Recorded data:
>> Start

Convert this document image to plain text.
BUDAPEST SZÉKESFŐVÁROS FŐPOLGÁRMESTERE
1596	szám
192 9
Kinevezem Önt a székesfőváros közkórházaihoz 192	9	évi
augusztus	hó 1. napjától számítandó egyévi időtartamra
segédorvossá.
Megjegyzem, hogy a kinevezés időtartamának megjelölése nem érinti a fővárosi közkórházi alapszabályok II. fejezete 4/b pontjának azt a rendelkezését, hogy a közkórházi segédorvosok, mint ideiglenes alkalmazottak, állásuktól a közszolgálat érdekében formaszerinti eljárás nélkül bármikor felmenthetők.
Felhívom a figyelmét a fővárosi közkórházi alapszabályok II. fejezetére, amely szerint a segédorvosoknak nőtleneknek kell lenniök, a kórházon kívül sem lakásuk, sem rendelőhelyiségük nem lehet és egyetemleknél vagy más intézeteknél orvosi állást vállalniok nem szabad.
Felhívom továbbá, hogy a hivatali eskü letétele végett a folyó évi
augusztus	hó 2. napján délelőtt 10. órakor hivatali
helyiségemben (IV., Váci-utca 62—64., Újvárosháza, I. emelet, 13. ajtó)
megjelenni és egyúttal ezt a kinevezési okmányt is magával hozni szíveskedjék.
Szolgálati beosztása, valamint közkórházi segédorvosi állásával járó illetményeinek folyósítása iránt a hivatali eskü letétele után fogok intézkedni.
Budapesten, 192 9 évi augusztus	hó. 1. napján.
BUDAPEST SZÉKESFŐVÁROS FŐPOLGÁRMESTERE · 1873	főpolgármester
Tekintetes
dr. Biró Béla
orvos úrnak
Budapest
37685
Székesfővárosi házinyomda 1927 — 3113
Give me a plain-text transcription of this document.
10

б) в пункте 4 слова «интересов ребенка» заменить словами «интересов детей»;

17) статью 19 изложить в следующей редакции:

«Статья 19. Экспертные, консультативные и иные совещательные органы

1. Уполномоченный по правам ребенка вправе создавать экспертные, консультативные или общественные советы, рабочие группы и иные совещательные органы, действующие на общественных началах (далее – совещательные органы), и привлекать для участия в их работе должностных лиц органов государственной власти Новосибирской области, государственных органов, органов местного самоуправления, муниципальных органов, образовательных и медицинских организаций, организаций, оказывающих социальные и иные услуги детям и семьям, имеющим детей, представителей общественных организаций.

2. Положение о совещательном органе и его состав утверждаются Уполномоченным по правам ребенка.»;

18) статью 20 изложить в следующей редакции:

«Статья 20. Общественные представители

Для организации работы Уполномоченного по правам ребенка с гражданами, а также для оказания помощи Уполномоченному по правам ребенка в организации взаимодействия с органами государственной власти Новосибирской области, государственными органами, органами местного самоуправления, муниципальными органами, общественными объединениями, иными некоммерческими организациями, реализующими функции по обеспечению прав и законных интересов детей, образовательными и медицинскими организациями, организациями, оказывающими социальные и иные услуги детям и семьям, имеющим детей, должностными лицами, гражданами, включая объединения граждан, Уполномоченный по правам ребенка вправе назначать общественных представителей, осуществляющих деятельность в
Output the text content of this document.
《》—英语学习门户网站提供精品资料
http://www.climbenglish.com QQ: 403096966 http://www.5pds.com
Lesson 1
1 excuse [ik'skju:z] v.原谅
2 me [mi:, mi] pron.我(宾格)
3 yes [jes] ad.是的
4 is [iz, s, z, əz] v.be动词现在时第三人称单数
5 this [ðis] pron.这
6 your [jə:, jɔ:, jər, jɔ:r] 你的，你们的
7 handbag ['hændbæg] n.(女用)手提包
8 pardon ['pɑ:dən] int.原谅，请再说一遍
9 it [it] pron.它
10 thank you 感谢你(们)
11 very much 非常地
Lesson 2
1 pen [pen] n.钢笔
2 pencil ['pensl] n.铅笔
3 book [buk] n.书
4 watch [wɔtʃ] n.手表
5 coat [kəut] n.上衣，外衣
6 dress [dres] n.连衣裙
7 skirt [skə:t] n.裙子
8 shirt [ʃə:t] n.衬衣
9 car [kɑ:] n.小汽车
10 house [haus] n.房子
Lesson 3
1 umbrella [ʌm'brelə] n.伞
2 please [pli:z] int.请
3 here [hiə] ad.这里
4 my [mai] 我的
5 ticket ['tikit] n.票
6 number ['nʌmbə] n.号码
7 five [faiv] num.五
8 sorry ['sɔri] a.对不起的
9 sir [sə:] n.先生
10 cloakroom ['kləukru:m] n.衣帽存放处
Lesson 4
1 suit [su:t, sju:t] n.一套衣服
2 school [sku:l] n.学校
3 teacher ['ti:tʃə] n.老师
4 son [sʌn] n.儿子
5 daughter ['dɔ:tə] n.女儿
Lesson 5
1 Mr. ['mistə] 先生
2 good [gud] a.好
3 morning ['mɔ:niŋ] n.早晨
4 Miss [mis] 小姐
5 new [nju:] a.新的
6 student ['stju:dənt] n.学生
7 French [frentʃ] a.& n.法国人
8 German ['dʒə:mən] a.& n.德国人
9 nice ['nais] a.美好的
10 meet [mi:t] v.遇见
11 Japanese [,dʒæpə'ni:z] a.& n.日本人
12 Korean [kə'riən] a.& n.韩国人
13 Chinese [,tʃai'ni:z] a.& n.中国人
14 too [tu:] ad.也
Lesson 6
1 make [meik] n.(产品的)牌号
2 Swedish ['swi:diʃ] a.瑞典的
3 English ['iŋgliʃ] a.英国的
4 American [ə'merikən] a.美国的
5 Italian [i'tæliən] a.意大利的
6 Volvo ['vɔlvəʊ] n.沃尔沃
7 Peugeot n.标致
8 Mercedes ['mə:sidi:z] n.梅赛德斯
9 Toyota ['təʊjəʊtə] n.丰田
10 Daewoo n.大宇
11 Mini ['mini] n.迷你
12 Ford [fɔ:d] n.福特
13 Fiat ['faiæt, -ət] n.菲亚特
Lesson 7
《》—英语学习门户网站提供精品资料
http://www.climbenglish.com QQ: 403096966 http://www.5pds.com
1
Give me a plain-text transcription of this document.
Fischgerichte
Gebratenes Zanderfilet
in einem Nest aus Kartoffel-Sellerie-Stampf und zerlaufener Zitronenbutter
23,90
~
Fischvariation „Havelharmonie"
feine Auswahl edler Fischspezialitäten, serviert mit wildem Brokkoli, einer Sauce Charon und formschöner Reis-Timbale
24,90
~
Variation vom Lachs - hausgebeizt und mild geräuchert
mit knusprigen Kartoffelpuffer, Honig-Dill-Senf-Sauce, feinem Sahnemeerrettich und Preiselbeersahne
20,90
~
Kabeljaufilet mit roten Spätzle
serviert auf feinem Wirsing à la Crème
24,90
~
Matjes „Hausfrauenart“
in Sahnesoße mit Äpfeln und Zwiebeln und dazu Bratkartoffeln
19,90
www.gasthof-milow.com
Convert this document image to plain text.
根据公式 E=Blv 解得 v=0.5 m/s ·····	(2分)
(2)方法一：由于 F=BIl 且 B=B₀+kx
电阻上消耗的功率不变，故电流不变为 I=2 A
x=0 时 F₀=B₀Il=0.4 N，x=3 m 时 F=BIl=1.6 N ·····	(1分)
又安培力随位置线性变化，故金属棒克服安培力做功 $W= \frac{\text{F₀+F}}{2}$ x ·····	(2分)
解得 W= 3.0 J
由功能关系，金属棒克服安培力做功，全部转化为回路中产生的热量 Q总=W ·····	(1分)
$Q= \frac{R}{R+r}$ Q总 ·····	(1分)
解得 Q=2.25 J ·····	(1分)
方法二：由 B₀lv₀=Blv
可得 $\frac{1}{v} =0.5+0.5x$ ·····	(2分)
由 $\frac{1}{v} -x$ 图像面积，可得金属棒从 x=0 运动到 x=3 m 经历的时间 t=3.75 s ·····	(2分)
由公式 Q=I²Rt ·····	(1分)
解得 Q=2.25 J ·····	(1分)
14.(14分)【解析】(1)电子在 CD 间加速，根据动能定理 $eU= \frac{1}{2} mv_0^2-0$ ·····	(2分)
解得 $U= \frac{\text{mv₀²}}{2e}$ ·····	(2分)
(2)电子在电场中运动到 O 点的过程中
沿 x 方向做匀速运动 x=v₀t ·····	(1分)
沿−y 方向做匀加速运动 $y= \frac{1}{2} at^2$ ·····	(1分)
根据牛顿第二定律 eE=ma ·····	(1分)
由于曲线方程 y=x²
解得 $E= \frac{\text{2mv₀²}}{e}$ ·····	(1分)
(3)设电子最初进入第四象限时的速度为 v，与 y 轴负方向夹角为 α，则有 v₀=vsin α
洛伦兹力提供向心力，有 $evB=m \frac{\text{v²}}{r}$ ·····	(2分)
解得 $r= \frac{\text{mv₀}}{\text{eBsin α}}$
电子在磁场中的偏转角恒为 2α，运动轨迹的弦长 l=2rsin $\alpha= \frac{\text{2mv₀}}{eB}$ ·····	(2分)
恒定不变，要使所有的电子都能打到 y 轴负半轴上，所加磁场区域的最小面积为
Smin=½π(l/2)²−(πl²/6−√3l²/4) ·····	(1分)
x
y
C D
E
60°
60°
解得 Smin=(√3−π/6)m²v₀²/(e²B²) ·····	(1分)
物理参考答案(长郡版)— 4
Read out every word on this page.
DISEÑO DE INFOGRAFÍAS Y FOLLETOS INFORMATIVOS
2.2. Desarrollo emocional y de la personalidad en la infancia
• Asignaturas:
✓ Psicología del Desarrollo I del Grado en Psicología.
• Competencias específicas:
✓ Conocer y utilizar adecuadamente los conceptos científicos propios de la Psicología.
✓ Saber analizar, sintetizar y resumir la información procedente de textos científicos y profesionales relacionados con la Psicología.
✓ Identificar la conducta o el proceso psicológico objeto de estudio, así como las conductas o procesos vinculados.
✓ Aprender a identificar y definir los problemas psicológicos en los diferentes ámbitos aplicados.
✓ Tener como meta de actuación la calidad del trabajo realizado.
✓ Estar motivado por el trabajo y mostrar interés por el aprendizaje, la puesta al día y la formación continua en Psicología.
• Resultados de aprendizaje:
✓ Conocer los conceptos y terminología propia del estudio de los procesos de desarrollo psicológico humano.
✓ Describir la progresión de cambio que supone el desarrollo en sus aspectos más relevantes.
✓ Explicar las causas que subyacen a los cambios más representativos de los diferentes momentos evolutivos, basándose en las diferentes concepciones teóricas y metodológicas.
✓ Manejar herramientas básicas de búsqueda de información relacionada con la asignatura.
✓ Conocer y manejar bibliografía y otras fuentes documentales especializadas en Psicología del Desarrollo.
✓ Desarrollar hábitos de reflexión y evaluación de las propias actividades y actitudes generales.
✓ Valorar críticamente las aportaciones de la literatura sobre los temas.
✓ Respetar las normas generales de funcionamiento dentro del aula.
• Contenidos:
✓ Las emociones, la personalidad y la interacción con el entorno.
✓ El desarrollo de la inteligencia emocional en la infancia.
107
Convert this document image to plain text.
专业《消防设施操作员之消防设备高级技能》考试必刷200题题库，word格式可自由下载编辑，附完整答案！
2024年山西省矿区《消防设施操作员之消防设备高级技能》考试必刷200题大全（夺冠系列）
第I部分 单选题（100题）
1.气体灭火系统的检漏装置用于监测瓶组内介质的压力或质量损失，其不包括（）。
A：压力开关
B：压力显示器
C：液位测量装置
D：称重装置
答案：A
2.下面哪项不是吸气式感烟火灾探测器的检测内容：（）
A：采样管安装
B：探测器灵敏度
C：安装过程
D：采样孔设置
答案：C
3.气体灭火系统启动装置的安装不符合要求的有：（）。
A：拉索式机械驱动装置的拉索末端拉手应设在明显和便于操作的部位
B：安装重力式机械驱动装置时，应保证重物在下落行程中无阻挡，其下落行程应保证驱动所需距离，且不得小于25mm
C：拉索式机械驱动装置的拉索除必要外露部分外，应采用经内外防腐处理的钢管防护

>> End

Tally the lines of the listing in which the word "serviert" occurs, and state the total alone.

▶ [The result]: 2